▶ **EXERCISE OBJECTIVE**: Search the entries for the word "Bath". Copy every line that holds it.

[Data records for software interfaces]
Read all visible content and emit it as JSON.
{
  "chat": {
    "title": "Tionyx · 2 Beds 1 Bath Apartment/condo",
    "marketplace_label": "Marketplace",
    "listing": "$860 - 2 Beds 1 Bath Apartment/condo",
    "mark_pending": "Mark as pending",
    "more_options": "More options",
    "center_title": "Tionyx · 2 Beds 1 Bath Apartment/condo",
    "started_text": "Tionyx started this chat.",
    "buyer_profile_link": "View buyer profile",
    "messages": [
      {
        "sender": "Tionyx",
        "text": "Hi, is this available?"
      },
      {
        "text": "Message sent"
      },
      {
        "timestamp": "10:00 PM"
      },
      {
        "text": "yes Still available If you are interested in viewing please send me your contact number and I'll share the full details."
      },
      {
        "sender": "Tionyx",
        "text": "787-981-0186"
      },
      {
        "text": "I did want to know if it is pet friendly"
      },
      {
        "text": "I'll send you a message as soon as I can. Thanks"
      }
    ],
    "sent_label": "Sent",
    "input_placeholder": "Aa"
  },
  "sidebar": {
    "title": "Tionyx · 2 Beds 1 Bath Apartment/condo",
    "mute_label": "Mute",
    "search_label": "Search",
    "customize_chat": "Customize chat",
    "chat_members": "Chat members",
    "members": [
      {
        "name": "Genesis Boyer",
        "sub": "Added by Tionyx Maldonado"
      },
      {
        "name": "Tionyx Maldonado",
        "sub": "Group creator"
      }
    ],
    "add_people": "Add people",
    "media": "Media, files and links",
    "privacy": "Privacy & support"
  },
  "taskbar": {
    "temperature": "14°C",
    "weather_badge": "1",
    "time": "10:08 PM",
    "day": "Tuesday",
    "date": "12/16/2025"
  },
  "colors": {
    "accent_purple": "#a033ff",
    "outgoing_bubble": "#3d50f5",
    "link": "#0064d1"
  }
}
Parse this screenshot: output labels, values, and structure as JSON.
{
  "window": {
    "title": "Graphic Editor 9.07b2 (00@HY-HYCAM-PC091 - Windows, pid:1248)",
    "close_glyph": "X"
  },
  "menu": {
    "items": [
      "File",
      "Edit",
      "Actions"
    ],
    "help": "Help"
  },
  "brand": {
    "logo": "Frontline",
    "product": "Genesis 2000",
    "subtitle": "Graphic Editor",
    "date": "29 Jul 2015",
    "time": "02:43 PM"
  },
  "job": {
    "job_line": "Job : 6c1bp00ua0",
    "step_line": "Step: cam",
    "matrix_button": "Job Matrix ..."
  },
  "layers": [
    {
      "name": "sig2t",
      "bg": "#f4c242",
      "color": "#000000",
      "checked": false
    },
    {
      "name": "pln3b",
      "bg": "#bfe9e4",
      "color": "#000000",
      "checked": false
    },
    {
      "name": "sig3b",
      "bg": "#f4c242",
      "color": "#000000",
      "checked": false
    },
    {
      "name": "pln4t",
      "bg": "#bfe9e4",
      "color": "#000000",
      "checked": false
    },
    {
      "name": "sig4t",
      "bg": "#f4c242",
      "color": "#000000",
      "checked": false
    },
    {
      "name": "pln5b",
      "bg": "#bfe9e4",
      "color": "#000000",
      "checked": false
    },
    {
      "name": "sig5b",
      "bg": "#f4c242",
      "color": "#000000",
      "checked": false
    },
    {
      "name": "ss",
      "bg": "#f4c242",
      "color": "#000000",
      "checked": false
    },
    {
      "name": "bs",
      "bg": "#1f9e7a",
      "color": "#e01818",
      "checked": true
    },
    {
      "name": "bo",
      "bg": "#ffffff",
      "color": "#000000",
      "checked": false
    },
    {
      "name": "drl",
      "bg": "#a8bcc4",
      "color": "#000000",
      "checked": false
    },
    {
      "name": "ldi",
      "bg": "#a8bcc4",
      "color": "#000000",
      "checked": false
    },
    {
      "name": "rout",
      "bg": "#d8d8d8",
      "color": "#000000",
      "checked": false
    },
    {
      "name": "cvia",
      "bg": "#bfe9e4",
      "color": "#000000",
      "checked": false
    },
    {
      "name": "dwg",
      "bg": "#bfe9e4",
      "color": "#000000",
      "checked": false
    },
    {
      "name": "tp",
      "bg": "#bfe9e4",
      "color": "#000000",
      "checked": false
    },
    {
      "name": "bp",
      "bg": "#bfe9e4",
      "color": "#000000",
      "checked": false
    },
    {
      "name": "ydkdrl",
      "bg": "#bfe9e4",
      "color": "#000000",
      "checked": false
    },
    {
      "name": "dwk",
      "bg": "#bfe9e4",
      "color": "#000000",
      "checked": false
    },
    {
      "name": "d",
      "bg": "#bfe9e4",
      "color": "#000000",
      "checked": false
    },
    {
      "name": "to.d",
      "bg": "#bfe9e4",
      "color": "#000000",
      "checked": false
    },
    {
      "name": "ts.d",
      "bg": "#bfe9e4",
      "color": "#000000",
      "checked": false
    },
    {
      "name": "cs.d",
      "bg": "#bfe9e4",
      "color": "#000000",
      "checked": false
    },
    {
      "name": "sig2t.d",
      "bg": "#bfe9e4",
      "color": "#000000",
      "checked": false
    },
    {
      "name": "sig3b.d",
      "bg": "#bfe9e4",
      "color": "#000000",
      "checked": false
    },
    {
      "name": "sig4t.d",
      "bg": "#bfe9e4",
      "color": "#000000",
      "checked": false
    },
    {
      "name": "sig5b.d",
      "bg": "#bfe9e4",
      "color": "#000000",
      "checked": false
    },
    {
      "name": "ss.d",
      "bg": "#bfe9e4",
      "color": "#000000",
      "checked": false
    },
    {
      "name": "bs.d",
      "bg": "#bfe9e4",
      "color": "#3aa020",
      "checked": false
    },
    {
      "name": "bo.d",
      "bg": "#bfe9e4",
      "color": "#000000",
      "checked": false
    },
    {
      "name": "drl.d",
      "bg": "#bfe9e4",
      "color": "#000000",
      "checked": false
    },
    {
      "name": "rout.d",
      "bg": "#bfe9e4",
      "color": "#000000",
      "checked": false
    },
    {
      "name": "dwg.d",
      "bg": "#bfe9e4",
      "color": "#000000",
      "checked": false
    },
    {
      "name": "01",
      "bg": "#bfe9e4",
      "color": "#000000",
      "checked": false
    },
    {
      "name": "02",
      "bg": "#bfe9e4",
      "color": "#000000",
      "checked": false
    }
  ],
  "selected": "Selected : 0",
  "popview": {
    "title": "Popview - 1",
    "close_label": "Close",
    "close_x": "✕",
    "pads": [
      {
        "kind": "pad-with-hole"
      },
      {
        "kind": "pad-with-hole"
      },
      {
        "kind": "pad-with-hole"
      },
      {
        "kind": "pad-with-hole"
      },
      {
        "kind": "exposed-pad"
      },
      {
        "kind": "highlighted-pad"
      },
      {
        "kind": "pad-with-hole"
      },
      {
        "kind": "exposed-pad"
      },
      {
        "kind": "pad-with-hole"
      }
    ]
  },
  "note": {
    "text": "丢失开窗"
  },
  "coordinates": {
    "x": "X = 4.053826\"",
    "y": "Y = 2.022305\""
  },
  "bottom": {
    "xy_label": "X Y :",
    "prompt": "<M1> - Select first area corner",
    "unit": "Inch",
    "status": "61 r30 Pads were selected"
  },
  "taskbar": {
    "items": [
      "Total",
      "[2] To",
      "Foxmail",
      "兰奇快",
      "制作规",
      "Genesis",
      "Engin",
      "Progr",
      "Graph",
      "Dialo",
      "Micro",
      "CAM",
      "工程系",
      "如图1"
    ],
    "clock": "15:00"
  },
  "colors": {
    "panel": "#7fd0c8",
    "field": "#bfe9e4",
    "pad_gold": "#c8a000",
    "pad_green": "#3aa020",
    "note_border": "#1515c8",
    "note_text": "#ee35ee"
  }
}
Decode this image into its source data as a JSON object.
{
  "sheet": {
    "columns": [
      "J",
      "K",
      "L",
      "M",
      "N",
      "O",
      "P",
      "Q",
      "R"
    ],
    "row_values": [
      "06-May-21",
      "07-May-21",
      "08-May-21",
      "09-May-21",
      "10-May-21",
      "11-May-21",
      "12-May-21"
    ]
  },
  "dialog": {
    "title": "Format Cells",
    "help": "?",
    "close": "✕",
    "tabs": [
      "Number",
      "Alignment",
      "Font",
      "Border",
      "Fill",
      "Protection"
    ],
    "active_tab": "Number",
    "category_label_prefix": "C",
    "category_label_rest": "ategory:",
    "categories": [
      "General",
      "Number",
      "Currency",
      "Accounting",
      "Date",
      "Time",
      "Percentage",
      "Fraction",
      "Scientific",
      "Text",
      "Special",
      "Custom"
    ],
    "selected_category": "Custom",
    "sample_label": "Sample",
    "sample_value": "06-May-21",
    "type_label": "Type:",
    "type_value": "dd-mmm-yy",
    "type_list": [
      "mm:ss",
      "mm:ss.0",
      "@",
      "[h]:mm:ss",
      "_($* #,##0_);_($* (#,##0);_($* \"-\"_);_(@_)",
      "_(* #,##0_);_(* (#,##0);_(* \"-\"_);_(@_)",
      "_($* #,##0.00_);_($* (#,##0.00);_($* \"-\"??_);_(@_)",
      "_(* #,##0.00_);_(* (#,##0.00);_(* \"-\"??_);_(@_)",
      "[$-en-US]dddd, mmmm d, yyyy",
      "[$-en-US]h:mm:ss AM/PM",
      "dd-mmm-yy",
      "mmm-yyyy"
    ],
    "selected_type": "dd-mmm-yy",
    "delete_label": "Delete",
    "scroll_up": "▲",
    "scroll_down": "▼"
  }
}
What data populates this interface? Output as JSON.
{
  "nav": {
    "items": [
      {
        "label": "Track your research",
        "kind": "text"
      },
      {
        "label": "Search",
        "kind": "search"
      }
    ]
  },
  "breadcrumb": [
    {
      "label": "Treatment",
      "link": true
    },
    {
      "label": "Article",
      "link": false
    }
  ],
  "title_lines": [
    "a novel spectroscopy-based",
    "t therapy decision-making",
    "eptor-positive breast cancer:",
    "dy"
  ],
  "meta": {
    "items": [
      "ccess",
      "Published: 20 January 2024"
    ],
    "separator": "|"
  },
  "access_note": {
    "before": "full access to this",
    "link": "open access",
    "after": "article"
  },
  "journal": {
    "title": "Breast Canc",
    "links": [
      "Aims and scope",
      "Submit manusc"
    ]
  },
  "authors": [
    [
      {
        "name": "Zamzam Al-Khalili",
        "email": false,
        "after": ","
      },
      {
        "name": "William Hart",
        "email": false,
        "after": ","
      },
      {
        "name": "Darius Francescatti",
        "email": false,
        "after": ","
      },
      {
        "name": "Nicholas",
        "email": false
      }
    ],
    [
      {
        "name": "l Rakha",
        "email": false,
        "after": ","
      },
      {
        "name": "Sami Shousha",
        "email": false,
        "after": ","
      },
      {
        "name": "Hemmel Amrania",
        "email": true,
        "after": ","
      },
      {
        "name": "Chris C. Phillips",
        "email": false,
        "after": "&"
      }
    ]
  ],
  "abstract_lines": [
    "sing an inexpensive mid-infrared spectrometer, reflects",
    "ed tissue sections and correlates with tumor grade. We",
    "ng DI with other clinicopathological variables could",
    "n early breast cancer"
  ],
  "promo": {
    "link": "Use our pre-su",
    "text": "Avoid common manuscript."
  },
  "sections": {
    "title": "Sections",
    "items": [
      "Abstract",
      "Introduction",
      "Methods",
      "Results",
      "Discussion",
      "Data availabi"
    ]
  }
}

▶ **TASK ANSWER**:
    "title": "Tionyx · 2 Beds 1 Bath Apartment/condo",
    "listing": "$860 - 2 Beds 1 Bath Apartment/condo",
    "center_title": "Tionyx · 2 Beds 1 Bath Apartment/condo",
    "title": "Tionyx · 2 Beds 1 Bath Apartment/condo",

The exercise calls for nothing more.